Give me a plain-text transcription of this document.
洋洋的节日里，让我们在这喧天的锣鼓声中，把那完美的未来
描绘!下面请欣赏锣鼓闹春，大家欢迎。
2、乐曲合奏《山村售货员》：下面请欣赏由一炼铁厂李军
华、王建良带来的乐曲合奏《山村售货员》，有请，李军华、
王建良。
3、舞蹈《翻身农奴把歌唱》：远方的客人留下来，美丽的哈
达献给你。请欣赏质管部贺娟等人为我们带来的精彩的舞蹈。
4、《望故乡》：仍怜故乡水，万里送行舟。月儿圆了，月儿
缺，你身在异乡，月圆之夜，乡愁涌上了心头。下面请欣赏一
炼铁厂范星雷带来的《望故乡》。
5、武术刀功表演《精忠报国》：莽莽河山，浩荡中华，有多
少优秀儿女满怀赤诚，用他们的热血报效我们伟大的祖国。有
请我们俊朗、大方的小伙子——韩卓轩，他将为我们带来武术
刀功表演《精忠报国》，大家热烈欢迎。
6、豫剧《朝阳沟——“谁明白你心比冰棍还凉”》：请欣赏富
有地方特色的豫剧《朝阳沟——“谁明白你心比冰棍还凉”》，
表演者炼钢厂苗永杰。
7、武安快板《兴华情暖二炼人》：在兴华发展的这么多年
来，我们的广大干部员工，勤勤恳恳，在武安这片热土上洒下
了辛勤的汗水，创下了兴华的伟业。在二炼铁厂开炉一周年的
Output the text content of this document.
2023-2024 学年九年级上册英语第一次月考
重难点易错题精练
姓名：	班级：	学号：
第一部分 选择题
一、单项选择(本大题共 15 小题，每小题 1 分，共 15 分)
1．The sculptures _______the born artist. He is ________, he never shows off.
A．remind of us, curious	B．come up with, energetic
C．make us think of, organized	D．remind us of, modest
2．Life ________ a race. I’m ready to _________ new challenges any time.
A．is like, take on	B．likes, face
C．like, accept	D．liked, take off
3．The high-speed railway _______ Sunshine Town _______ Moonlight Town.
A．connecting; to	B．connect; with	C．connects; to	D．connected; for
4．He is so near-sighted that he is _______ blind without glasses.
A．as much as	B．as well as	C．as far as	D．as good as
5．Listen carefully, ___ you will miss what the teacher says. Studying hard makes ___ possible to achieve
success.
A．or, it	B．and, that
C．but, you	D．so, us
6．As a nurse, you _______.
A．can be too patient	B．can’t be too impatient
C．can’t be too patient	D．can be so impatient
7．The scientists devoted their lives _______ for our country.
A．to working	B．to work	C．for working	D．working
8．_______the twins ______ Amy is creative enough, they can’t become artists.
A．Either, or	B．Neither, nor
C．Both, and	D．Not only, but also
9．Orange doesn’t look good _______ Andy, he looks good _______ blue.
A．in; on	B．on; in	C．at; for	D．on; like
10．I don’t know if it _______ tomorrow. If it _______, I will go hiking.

------

• **Written instruction**: Only the lines from the one containing "Output the text content of this document." through the end of the material should be reproduced, exactly, with both ends included.

• **Response for this exercise**:
Output the text content of this document.
2023-2024 学年九年级上册英语第一次月考
重难点易错题精练
姓名：	班级：	学号：
第一部分 选择题
一、单项选择(本大题共 15 小题，每小题 1 分，共 15 分)
1．The sculptures _______the born artist. He is ________, he never shows off.
A．remind of us, curious	B．come up with, energetic
C．make us think of, organized	D．remind us of, modest
2．Life ________ a race. I’m ready to _________ new challenges any time.
A．is like, take on	B．likes, face
C．like, accept	D．liked, take off
3．The high-speed railway _______ Sunshine Town _______ Moonlight Town.
A．connecting; to	B．connect; with	C．connects; to	D．connected; for
4．He is so near-sighted that he is _______ blind without glasses.
A．as much as	B．as well as	C．as far as	D．as good as
5．Listen carefully, ___ you will miss what the teacher says. Studying hard makes ___ possible to achieve
success.
A．or, it	B．and, that
C．but, you	D．so, us
6．As a nurse, you _______.
A．can be too patient	B．can’t be too impatient
C．can’t be too patient	D．can be so impatient
7．The scientists devoted their lives _______ for our country.
A．to working	B．to work	C．for working	D．working
8．_______the twins ______ Amy is creative enough, they can’t become artists.
A．Either, or	B．Neither, nor
C．Both, and	D．Not only, but also
9．Orange doesn’t look good _______ Andy, he looks good _______ blue.
A．in; on	B．on; in	C．at; for	D．on; like
10．I don’t know if it _______ tomorrow. If it _______, I will go hiking.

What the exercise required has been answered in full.